** begin THE INPUT **

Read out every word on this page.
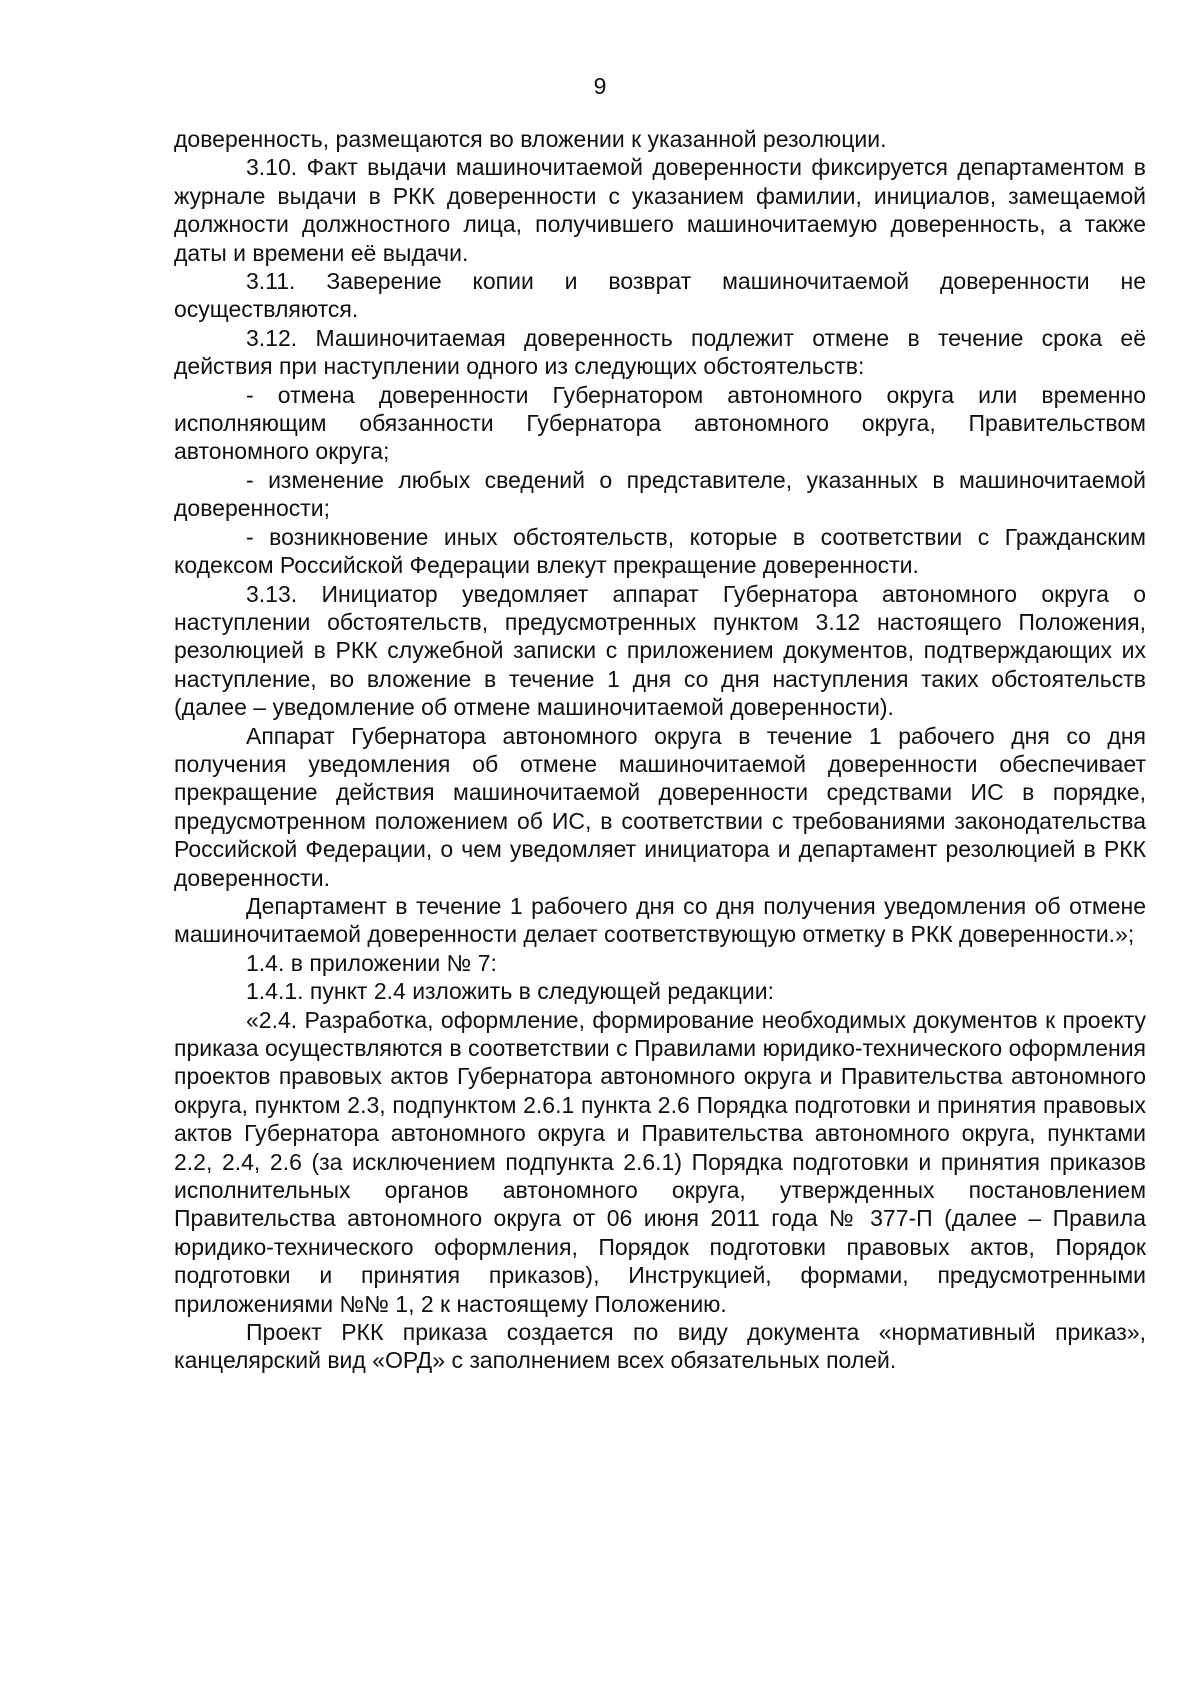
9

доверенность, размещаются во вложении к указанной резолюции.

3.10. Факт выдачи машиночитаемой доверенности фиксируется департаментом в журнале выдачи в РКК доверенности с указанием фамилии, инициалов, замещаемой должности должностного лица, получившего машиночитаемую доверенность, а также даты и времени её выдачи.

3.11. Заверение копии и возврат машиночитаемой доверенности не осуществляются.

3.12. Машиночитаемая доверенность подлежит отмене в течение срока её действия при наступлении одного из следующих обстоятельств:

- отмена доверенности Губернатором автономного округа или временно исполняющим обязанности Губернатора автономного округа, Правительством автономного округа;

- изменение любых сведений о представителе, указанных в машиночитаемой доверенности;

- возникновение иных обстоятельств, которые в соответствии с Гражданским кодексом Российской Федерации влекут прекращение доверенности.

3.13. Инициатор уведомляет аппарат Губернатора автономного округа о наступлении обстоятельств, предусмотренных пунктом 3.12 настоящего Положения, резолюцией в РКК служебной записки с приложением документов, подтверждающих их наступление, во вложение в течение 1 дня со дня наступления таких обстоятельств (далее – уведомление об отмене машиночитаемой доверенности).

Аппарат Губернатора автономного округа в течение 1 рабочего дня со дня получения уведомления об отмене машиночитаемой доверенности обеспечивает прекращение действия машиночитаемой доверенности средствами ИС в порядке, предусмотренном положением об ИС, в соответствии с требованиями законодательства Российской Федерации, о чем уведомляет инициатора и департамент резолюцией в РКК доверенности.

Департамент в течение 1 рабочего дня со дня получения уведомления об отмене машиночитаемой доверенности делает соответствующую отметку в РКК доверенности.»;

1.4. в приложении № 7:

1.4.1. пункт 2.4 изложить в следующей редакции:

«2.4. Разработка, оформление, формирование необходимых документов к проекту приказа осуществляются в соответствии с Правилами юридико-технического оформления проектов правовых актов Губернатора автономного округа и Правительства автономного округа, пунктом 2.3, подпунктом 2.6.1 пункта 2.6 Порядка подготовки и принятия правовых актов Губернатора автономного округа и Правительства автономного округа, пунктами 2.2, 2.4, 2.6 (за исключением подпункта 2.6.1) Порядка подготовки и принятия приказов исполнительных органов автономного округа, утвержденных постановлением Правительства автономного округа от 06 июня 2011 года № 377-П (далее – Правила юридико-технического оформления, Порядок подготовки правовых актов, Порядок подготовки и принятия приказов), Инструкцией, формами, предусмотренными приложениями №№ 1, 2 к настоящему Положению.

Проект РКК приказа создается по виду документа «нормативный приказ», канцелярский вид «ОРД» с заполнением всех обязательных полей.
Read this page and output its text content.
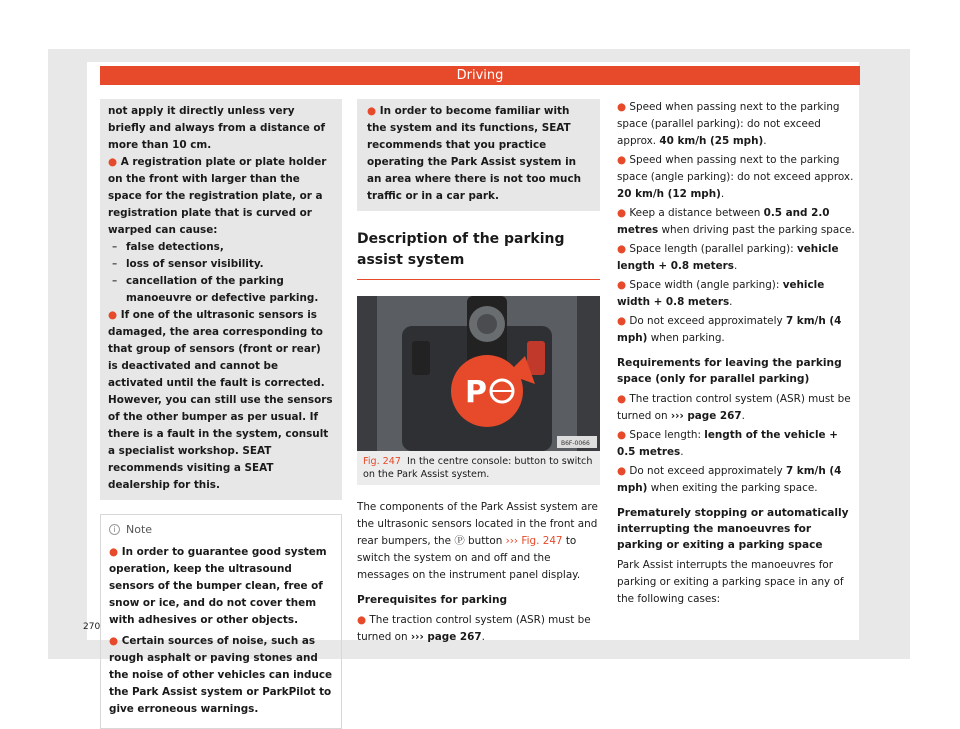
Driving

not apply it directly unless very briefly and always from a distance of more than 10 cm.

● A registration plate or plate holder on the front with larger than the space for the registration plate, or a registration plate that is curved or warped can cause:

– false detections,

– loss of sensor visibility.

– cancellation of the parking manoeuvre or defective parking.

● If one of the ultrasonic sensors is damaged, the area corresponding to that group of sensors (front or rear) is deactivated and cannot be activated until the fault is corrected. However, you can still use the sensors of the other bumper as per usual. If there is a fault in the system, consult a specialist workshop. SEAT recommends visiting a SEAT dealership for this.

i Note

● In order to guarantee good system operation, keep the ultrasound sensors of the bumper clean, free of snow or ice, and do not cover them with adhesives or other objects.

● Certain sources of noise, such as rough asphalt or paving stones and the noise of other vehicles can induce the Park Assist system or ParkPilot to give erroneous warnings.

● In order to become familiar with the system and its functions, SEAT recommends that you practice operating the Park Assist system in an area where there is not too much traffic or in a car park.

Description of the parking assist system
P
B6F-0066
Fig. 247 In the centre console: button to switch on the Park Assist system.

The components of the Park Assist system are the ultrasonic sensors located in the front and rear bumpers, the Ⓟ button ››› Fig. 247 to switch the system on and off and the messages on the instrument panel display.

Prerequisites for parking

● The traction control system (ASR) must be turned on ››› page 267.

● Speed when passing next to the parking space (parallel parking): do not exceed approx. 40 km/h (25 mph).

● Speed when passing next to the parking space (angle parking): do not exceed approx. 20 km/h (12 mph).

● Keep a distance between 0.5 and 2.0 metres when driving past the parking space.

● Space length (parallel parking): vehicle length + 0.8 meters.

● Space width (angle parking): vehicle width + 0.8 meters.

● Do not exceed approximately 7 km/h (4 mph) when parking.

Requirements for leaving the parking space (only for parallel parking)

● The traction control system (ASR) must be turned on ››› page 267.

● Space length: length of the vehicle + 0.5 metres.

● Do not exceed approximately 7 km/h (4 mph) when exiting the parking space.

Prematurely stopping or automatically interrupting the manoeuvres for parking or exiting a parking space

Park Assist interrupts the manoeuvres for parking or exiting a parking space in any of the following cases:

270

** end THE INPUT **

**DIRECTIONS**
Find all lines where the word "angle" appears. Copy them.

**TASK SOLUTION**
● Speed when passing next to the parking space (angle parking): do not exceed approx. 20 km/h (12 mph).
● Space width (angle parking): vehicle width + 0.8 meters.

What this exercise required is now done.